◆ **What is being asked**: Please rewrite the records below, changing every "binom-n" to "binom-top" and keeping everything else the same. Leave the pictures out.

--- Records provided ---

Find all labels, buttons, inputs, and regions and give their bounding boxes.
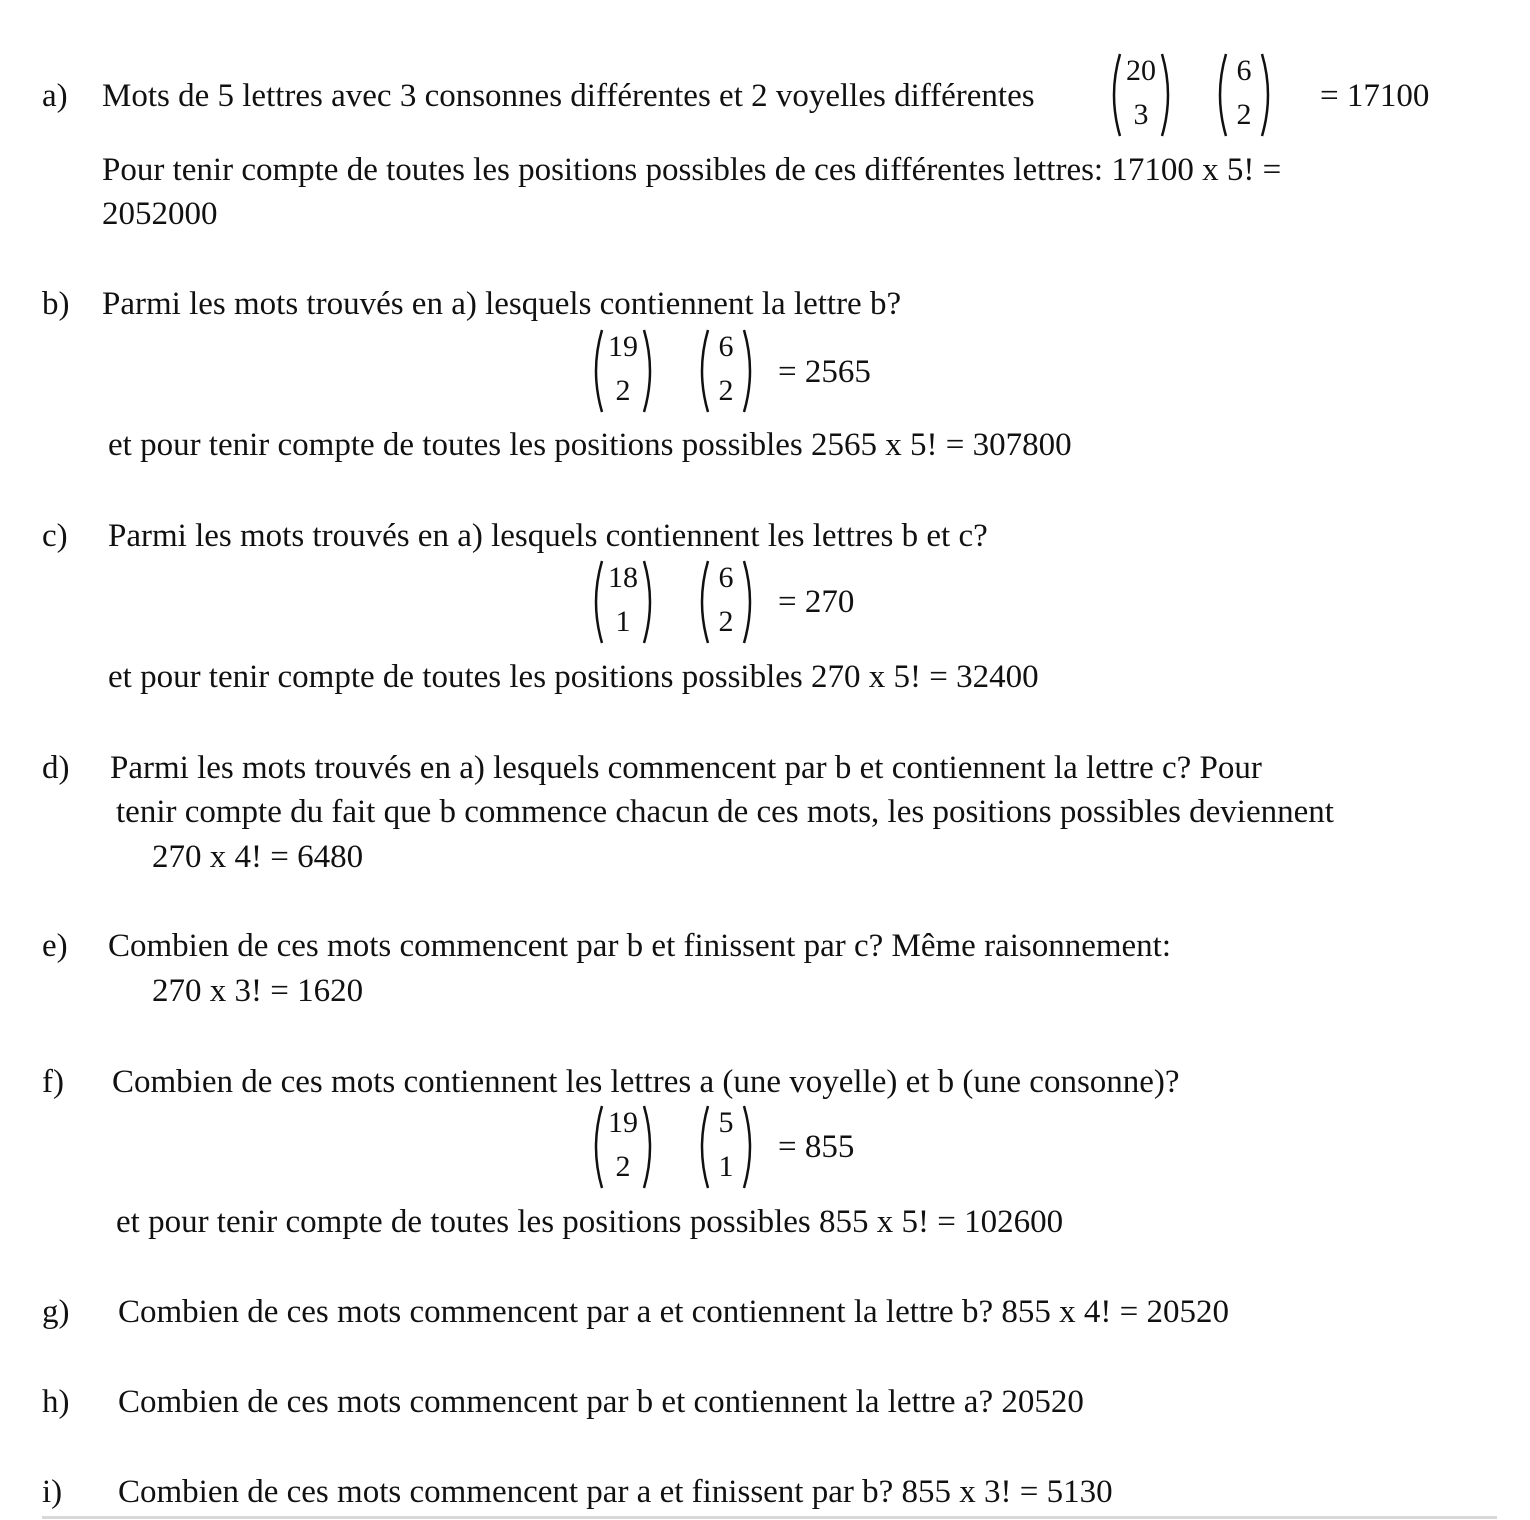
- binom-k: 2: [615, 1150, 631, 1183]
- item-e-label: e): [42, 928, 68, 964]
- item-d-text: Parmi les mots trouvés en a) lesquels commencent par b et contiennent la lettre c? Pour: [110, 750, 1262, 786]
- item-c-result: = 270: [778, 584, 855, 620]
- item-c-binom-2: [694, 557, 758, 647]
- item-b-line-2: et pour tenir compte de toutes les positions possibles 2565 x 5! = 307800: [108, 427, 1072, 463]
- item-f-result: = 855: [778, 1129, 855, 1165]
- binom-k: 2: [615, 374, 631, 407]
- binom-n: 20: [1126, 54, 1156, 87]
- binom-k: 3: [1133, 98, 1149, 131]
- item-i-text: Combien de ces mots commencent par a et finissent par b? 855 x 3! = 5130: [118, 1474, 1113, 1510]
- item-h-text: Combien de ces mots commencent par b et contiennent la lettre a? 20520: [118, 1384, 1084, 1420]
- item-a-text: Mots de 5 lettres avec 3 consonnes différentes et 2 voyelles différentes: [102, 78, 1035, 114]
- item-a-line-2: Pour tenir compte de toutes les positions possibles de ces différentes lettres: 17100 x 5! =: [102, 152, 1282, 188]
- item-g-label: g): [42, 1294, 70, 1330]
- item-c-line-2: et pour tenir compte de toutes les positions possibles 270 x 5! = 32400: [108, 659, 1039, 695]
- binom-k: 1: [615, 605, 631, 638]
- binom-n: 18: [608, 561, 638, 594]
- item-b-result: = 2565: [778, 354, 871, 390]
- item-b-text: Parmi les mots trouvés en a) lesquels contiennent la lettre b?: [102, 286, 902, 322]
- item-e-line-2: 270 x 3! = 1620: [152, 973, 364, 1009]
- binom-n: 6: [718, 330, 734, 363]
- binom-k: 2: [718, 374, 734, 407]
- binom-n: 6: [1236, 54, 1252, 87]
- item-d-line-2: tenir compte du fait que b commence chacun de ces mots, les positions possibles deviennent: [116, 794, 1334, 830]
- item-h-label: h): [42, 1384, 70, 1420]
- item-d-line-3: 270 x 4! = 6480: [152, 839, 364, 875]
- item-f-binom-2: [694, 1102, 758, 1192]
- item-c-binom-1: [588, 557, 658, 647]
- binom-n: 19: [608, 1106, 638, 1139]
- binom-k: 2: [718, 605, 734, 638]
- bottom-divider: [42, 1516, 1497, 1519]
- item-a-label: a): [42, 78, 68, 114]
- item-f-line-2: et pour tenir compte de toutes les positions possibles 855 x 5! = 102600: [116, 1204, 1064, 1240]
- binom-k: 1: [718, 1150, 734, 1183]
- item-f-binom-1: [588, 1102, 658, 1192]
- item-b-binom-2: [694, 326, 758, 416]
- item-a-line-3: 2052000: [102, 196, 218, 232]
- item-i-label: i): [42, 1474, 63, 1510]
- binom-n: 19: [608, 330, 638, 363]
- item-c-text: Parmi les mots trouvés en a) lesquels contiennent les lettres b et c?: [108, 518, 988, 554]
- item-e-text: Combien de ces mots commencent par b et finissent par c? Même raisonnement:: [108, 928, 1172, 964]
- item-b-label: b): [42, 286, 70, 322]
- item-f-text: Combien de ces mots contiennent les lettres a (une voyelle) et b (une consonne)?: [112, 1064, 1180, 1100]
- item-a-binom-1: [1106, 50, 1176, 140]
- item-g-text: Combien de ces mots commencent par a et contiennent la lettre b? 855 x 4! = 20520: [118, 1294, 1229, 1330]
- item-b-binom-1: [588, 326, 658, 416]
- item-a-result: = 17100: [1320, 78, 1430, 114]
- binom-n: 6: [718, 561, 734, 594]
- item-d-label: d): [42, 750, 70, 786]
- binom-n: 5: [718, 1106, 734, 1139]
- item-c-label: c): [42, 518, 68, 554]
- binom-k: 2: [1236, 98, 1252, 131]
- item-a-binom-2: [1212, 50, 1276, 140]
- item-f-label: f): [42, 1064, 64, 1100]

---

◆ **Final answer**:
Find all labels, buttons, inputs, and regions and give their bounding boxes.
- binom-k: 2: [615, 1150, 631, 1183]
- item-e-label: e): [42, 928, 68, 964]
- item-d-text: Parmi les mots trouvés en a) lesquels commencent par b et contiennent la lettre c? Pour: [110, 750, 1262, 786]
- item-c-result: = 270: [778, 584, 855, 620]
- item-c-binom-2: [694, 557, 758, 647]
- item-b-line-2: et pour tenir compte de toutes les positions possibles 2565 x 5! = 307800: [108, 427, 1072, 463]
- item-f-result: = 855: [778, 1129, 855, 1165]
- binom-k: 2: [615, 374, 631, 407]
- binom-top: 20: [1126, 54, 1156, 87]
- binom-k: 3: [1133, 98, 1149, 131]
- item-i-text: Combien de ces mots commencent par a et finissent par b? 855 x 3! = 5130: [118, 1474, 1113, 1510]
- item-h-text: Combien de ces mots commencent par b et contiennent la lettre a? 20520: [118, 1384, 1084, 1420]
- item-a-text: Mots de 5 lettres avec 3 consonnes différentes et 2 voyelles différentes: [102, 78, 1035, 114]
- item-a-line-2: Pour tenir compte de toutes les positions possibles de ces différentes lettres: 17100 x 5! =: [102, 152, 1282, 188]
- item-g-label: g): [42, 1294, 70, 1330]
- item-c-line-2: et pour tenir compte de toutes les positions possibles 270 x 5! = 32400: [108, 659, 1039, 695]
- binom-k: 1: [615, 605, 631, 638]
- binom-top: 18: [608, 561, 638, 594]
- item-b-result: = 2565: [778, 354, 871, 390]
- item-b-text: Parmi les mots trouvés en a) lesquels contiennent la lettre b?: [102, 286, 902, 322]
- item-e-line-2: 270 x 3! = 1620: [152, 973, 364, 1009]
- binom-top: 6: [718, 330, 734, 363]
- binom-k: 2: [718, 374, 734, 407]
- binom-top: 6: [1236, 54, 1252, 87]
- item-d-line-2: tenir compte du fait que b commence chacun de ces mots, les positions possibles deviennent: [116, 794, 1334, 830]
- item-h-label: h): [42, 1384, 70, 1420]
- item-d-line-3: 270 x 4! = 6480: [152, 839, 364, 875]
- item-f-binom-2: [694, 1102, 758, 1192]
- item-c-binom-1: [588, 557, 658, 647]
- binom-top: 19: [608, 1106, 638, 1139]
- binom-k: 2: [718, 605, 734, 638]
- bottom-divider: [42, 1516, 1497, 1519]
- item-a-label: a): [42, 78, 68, 114]
- item-f-line-2: et pour tenir compte de toutes les positions possibles 855 x 5! = 102600: [116, 1204, 1064, 1240]
- binom-k: 1: [718, 1150, 734, 1183]
- item-f-binom-1: [588, 1102, 658, 1192]
- item-b-binom-2: [694, 326, 758, 416]
- item-a-line-3: 2052000: [102, 196, 218, 232]
- item-i-label: i): [42, 1474, 63, 1510]
- binom-top: 19: [608, 330, 638, 363]
- item-c-text: Parmi les mots trouvés en a) lesquels contiennent les lettres b et c?: [108, 518, 988, 554]
- item-e-text: Combien de ces mots commencent par b et finissent par c? Même raisonnement:: [108, 928, 1172, 964]
- item-b-label: b): [42, 286, 70, 322]
- item-f-text: Combien de ces mots contiennent les lettres a (une voyelle) et b (une consonne)?: [112, 1064, 1180, 1100]
- item-a-binom-1: [1106, 50, 1176, 140]
- item-g-text: Combien de ces mots commencent par a et contiennent la lettre b? 855 x 4! = 20520: [118, 1294, 1229, 1330]
- item-b-binom-1: [588, 326, 658, 416]
- item-a-result: = 17100: [1320, 78, 1430, 114]
- binom-top: 6: [718, 561, 734, 594]
- item-d-label: d): [42, 750, 70, 786]
- binom-top: 5: [718, 1106, 734, 1139]
- item-c-label: c): [42, 518, 68, 554]
- binom-k: 2: [1236, 98, 1252, 131]
- item-a-binom-2: [1212, 50, 1276, 140]
- item-f-label: f): [42, 1064, 64, 1100]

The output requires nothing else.